▶ WHAT YOU HAVE TO DO:
Write out, precisely and in full, each line of the material.

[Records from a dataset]
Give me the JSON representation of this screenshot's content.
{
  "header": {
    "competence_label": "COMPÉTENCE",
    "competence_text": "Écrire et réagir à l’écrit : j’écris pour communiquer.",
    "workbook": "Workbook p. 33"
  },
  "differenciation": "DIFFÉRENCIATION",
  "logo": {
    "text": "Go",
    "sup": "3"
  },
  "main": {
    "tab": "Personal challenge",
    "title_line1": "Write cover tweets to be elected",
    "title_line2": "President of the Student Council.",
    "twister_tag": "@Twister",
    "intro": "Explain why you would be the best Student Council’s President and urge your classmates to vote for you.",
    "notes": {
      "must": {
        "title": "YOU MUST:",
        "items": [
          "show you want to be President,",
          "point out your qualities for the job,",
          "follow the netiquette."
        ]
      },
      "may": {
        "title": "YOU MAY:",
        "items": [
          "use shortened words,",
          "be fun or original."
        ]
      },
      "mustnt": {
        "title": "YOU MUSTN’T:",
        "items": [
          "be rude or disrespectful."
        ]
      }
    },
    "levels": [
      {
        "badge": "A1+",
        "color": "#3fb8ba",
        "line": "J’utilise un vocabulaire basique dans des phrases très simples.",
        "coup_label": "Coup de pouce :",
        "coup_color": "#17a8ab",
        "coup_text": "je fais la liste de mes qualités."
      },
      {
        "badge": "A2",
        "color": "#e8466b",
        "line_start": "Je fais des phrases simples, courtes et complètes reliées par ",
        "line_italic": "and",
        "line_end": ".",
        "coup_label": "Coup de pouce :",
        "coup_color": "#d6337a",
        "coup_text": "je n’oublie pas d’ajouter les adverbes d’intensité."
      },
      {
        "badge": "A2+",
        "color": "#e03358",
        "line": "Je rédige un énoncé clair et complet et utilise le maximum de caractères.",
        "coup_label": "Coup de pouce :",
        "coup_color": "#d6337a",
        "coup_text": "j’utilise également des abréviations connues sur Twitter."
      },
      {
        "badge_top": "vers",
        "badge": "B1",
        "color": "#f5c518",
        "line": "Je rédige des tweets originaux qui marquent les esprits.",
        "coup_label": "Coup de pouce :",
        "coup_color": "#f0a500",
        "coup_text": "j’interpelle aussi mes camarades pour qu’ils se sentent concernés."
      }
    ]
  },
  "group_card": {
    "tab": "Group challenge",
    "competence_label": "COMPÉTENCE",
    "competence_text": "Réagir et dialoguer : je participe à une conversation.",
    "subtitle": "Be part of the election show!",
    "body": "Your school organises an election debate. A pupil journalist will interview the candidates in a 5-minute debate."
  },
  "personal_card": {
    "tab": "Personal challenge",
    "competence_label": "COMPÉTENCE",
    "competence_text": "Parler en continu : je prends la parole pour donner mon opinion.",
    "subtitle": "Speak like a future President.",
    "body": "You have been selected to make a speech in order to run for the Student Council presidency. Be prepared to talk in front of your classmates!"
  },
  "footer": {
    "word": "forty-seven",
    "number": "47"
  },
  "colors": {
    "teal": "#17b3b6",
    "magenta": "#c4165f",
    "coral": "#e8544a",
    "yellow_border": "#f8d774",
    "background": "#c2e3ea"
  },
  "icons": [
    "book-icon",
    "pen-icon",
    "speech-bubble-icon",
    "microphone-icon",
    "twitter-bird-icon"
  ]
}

▶ EXERCISE RESPONSE:
Give me the JSON representation of this screenshot's content.
{
  "header": {
    "competence_label": "COMPÉTENCE",
    "competence_text": "Écrire et réagir à l’écrit : j’écris pour communiquer.",
    "workbook": "Workbook p. 33"
  },
  "differenciation": "DIFFÉRENCIATION",
  "logo": {
    "text": "Go",
    "sup": "3"
  },
  "main": {
    "tab": "Personal challenge",
    "title_line1": "Write cover tweets to be elected",
    "title_line2": "President of the Student Council.",
    "twister_tag": "@Twister",
    "intro": "Explain why you would be the best Student Council’s President and urge your classmates to vote for you.",
    "notes": {
      "must": {
        "title": "YOU MUST:",
        "items": [
          "show you want to be President,",
          "point out your qualities for the job,",
          "follow the netiquette."
        ]
      },
      "may": {
        "title": "YOU MAY:",
        "items": [
          "use shortened words,",
          "be fun or original."
        ]
      },
      "mustnt": {
        "title": "YOU MUSTN’T:",
        "items": [
          "be rude or disrespectful."
        ]
      }
    },
    "levels": [
      {
        "badge": "A1+",
        "color": "#3fb8ba",
        "line": "J’utilise un vocabulaire basique dans des phrases très simples.",
        "coup_label": "Coup de pouce :",
        "coup_color": "#17a8ab",
        "coup_text": "je fais la liste de mes qualités."
      },
      {
        "badge": "A2",
        "color": "#e8466b",
        "line_start": "Je fais des phrases simples, courtes et complètes reliées par ",
        "line_italic": "and",
        "line_end": ".",
        "coup_label": "Coup de pouce :",
        "coup_color": "#d6337a",
        "coup_text": "je n’oublie pas d’ajouter les adverbes d’intensité."
      },
      {
        "badge": "A2+",
        "color": "#e03358",
        "line": "Je rédige un énoncé clair et complet et utilise le maximum de caractères.",
        "coup_label": "Coup de pouce :",
        "coup_color": "#d6337a",
        "coup_text": "j’utilise également des abréviations connues sur Twitter."
      },
      {
        "badge_top": "vers",
        "badge": "B1",
        "color": "#f5c518",
        "line": "Je rédige des tweets originaux qui marquent les esprits.",
        "coup_label": "Coup de pouce :",
        "coup_color": "#f0a500",
        "coup_text": "j’interpelle aussi mes camarades pour qu’ils se sentent concernés."
      }
    ]
  },
  "group_card": {
    "tab": "Group challenge",
    "competence_label": "COMPÉTENCE",
    "competence_text": "Réagir et dialoguer : je participe à une conversation.",
    "subtitle": "Be part of the election show!",
    "body": "Your school organises an election debate. A pupil journalist will interview the candidates in a 5-minute debate."
  },
  "personal_card": {
    "tab": "Personal challenge",
    "competence_label": "COMPÉTENCE",
    "competence_text": "Parler en continu : je prends la parole pour donner mon opinion.",
    "subtitle": "Speak like a future President.",
    "body": "You have been selected to make a speech in order to run for the Student Council presidency. Be prepared to talk in front of your classmates!"
  },
  "footer": {
    "word": "forty-seven",
    "number": "47"
  },
  "colors": {
    "teal": "#17b3b6",
    "magenta": "#c4165f",
    "coral": "#e8544a",
    "yellow_border": "#f8d774",
    "background": "#c2e3ea"
  },
  "icons": [
    "book-icon",
    "pen-icon",
    "speech-bubble-icon",
    "microphone-icon",
    "twitter-bird-icon"
  ]
}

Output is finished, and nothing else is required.